RAW RECORDS -
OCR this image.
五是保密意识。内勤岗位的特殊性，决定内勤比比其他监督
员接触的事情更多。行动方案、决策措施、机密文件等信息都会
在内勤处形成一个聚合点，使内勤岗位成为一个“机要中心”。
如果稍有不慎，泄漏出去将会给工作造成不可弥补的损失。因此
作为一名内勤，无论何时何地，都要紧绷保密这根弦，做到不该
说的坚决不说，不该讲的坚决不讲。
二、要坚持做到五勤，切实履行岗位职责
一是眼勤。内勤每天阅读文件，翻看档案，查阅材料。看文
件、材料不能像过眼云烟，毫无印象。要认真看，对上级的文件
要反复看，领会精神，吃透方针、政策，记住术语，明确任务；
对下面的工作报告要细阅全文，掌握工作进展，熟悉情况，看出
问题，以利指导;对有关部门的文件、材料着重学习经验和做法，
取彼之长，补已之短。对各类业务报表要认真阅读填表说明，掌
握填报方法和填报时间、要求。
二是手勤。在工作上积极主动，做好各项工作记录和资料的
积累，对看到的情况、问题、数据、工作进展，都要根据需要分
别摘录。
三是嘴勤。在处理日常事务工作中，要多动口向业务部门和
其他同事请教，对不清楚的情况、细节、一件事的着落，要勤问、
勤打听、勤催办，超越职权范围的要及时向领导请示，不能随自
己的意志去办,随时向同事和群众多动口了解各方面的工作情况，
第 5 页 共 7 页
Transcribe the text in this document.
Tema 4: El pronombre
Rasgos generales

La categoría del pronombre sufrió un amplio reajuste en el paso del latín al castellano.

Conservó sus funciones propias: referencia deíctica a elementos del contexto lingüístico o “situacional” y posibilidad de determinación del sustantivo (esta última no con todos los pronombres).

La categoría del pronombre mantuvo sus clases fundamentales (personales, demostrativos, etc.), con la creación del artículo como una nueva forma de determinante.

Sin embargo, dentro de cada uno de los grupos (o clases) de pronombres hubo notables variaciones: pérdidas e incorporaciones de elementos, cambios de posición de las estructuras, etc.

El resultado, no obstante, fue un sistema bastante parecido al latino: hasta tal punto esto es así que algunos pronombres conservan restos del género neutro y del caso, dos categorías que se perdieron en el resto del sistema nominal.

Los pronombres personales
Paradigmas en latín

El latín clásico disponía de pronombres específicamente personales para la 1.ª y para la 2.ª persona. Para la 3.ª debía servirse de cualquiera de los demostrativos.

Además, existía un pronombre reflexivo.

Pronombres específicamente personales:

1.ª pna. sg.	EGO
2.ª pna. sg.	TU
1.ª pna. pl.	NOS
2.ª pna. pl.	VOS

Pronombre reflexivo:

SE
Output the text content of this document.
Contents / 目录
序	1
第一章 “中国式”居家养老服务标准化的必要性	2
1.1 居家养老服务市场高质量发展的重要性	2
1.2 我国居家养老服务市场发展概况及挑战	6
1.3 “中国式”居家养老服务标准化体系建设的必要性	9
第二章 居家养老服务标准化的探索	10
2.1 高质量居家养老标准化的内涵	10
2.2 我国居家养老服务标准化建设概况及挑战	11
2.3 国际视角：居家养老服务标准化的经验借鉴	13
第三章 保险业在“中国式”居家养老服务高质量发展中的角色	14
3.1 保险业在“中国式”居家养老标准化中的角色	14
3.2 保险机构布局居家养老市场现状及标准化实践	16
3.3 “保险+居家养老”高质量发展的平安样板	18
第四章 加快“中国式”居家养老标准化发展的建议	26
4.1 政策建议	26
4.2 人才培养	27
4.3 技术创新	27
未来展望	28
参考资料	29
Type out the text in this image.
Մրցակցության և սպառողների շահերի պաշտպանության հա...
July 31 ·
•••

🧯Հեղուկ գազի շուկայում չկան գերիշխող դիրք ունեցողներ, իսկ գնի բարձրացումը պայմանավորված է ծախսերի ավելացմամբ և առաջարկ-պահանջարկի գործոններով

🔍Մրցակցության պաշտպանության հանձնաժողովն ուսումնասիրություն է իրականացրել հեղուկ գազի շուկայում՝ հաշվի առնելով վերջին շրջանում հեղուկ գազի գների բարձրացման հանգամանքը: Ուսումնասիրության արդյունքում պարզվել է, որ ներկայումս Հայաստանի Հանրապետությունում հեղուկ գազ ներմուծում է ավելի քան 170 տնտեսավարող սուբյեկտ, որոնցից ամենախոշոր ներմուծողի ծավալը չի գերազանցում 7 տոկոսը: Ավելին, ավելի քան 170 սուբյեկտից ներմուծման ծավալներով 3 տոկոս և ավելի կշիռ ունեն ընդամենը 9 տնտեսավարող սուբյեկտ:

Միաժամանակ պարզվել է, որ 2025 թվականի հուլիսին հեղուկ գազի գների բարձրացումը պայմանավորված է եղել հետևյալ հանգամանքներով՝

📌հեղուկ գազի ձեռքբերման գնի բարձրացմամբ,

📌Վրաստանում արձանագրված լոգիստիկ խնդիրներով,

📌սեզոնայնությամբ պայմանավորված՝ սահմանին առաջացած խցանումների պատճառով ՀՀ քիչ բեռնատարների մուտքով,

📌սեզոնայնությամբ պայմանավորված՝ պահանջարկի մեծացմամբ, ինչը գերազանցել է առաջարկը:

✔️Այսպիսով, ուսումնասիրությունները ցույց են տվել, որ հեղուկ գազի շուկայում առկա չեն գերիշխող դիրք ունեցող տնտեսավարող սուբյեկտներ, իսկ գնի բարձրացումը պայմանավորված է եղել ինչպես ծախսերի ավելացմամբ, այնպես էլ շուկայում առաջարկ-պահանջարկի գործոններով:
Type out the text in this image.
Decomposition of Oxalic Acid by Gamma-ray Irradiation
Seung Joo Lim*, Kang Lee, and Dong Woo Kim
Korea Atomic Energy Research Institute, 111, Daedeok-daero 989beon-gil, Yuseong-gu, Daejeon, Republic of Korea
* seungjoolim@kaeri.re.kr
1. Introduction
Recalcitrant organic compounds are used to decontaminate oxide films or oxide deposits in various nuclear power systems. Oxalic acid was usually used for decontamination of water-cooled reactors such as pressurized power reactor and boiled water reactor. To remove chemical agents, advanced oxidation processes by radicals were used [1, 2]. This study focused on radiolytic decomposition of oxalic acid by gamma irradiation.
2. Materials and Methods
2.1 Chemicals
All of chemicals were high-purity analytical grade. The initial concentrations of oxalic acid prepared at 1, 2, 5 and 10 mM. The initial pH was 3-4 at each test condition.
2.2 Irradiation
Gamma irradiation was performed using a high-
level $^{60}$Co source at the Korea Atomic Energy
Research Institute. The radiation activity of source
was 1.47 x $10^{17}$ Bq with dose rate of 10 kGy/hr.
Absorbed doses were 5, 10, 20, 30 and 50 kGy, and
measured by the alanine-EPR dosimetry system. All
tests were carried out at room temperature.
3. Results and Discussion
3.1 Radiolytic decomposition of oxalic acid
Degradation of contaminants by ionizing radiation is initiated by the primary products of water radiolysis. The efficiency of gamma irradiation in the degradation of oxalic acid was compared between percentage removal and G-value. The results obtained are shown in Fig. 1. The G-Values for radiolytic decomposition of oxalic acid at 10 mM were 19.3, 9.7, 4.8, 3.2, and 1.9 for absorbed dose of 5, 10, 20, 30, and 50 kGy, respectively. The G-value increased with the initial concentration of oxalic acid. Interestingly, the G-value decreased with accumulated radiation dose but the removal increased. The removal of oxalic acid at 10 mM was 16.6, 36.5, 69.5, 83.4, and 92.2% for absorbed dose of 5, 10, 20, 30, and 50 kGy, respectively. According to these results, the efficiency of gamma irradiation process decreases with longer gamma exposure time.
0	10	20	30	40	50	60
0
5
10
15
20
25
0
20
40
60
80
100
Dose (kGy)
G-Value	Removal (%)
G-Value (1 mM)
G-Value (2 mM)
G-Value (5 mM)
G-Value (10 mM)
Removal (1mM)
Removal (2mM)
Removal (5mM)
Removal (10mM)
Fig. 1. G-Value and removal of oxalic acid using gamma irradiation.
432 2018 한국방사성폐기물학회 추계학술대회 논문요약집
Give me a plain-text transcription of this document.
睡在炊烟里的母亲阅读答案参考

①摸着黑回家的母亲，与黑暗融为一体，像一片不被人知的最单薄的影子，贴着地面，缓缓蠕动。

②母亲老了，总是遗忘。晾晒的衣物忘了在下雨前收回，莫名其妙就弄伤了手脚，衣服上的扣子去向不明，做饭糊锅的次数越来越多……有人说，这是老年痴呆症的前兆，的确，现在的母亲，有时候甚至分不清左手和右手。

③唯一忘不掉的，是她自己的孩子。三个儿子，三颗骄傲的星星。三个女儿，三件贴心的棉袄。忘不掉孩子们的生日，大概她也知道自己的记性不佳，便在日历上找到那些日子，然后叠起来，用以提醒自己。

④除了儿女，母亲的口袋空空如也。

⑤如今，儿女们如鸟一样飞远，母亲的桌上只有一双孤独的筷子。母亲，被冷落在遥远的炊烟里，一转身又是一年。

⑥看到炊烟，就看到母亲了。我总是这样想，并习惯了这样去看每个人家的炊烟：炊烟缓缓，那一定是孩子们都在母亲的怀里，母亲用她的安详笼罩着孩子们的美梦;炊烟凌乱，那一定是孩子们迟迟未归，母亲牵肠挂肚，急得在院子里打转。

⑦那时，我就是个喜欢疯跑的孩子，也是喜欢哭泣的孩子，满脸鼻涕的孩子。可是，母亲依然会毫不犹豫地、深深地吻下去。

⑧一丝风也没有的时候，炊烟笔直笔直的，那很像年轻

THE REQUEST - Copy out exactly the lines from the line with "Give me a plain-text" to the end of the listing, including both of those lines, and give nothing else.

RESULT -
Give me a plain-text transcription of this document.
睡在炊烟里的母亲阅读答案参考

①摸着黑回家的母亲，与黑暗融为一体，像一片不被人知的最单薄的影子，贴着地面，缓缓蠕动。

②母亲老了，总是遗忘。晾晒的衣物忘了在下雨前收回，莫名其妙就弄伤了手脚，衣服上的扣子去向不明，做饭糊锅的次数越来越多……有人说，这是老年痴呆症的前兆，的确，现在的母亲，有时候甚至分不清左手和右手。

③唯一忘不掉的，是她自己的孩子。三个儿子，三颗骄傲的星星。三个女儿，三件贴心的棉袄。忘不掉孩子们的生日，大概她也知道自己的记性不佳，便在日历上找到那些日子，然后叠起来，用以提醒自己。

④除了儿女，母亲的口袋空空如也。

⑤如今，儿女们如鸟一样飞远，母亲的桌上只有一双孤独的筷子。母亲，被冷落在遥远的炊烟里，一转身又是一年。

⑥看到炊烟，就看到母亲了。我总是这样想，并习惯了这样去看每个人家的炊烟：炊烟缓缓，那一定是孩子们都在母亲的怀里，母亲用她的安详笼罩着孩子们的美梦;炊烟凌乱，那一定是孩子们迟迟未归，母亲牵肠挂肚，急得在院子里打转。

⑦那时，我就是个喜欢疯跑的孩子，也是喜欢哭泣的孩子，满脸鼻涕的孩子。可是，母亲依然会毫不犹豫地、深深地吻下去。

⑧一丝风也没有的时候，炊烟笔直笔直的，那很像年轻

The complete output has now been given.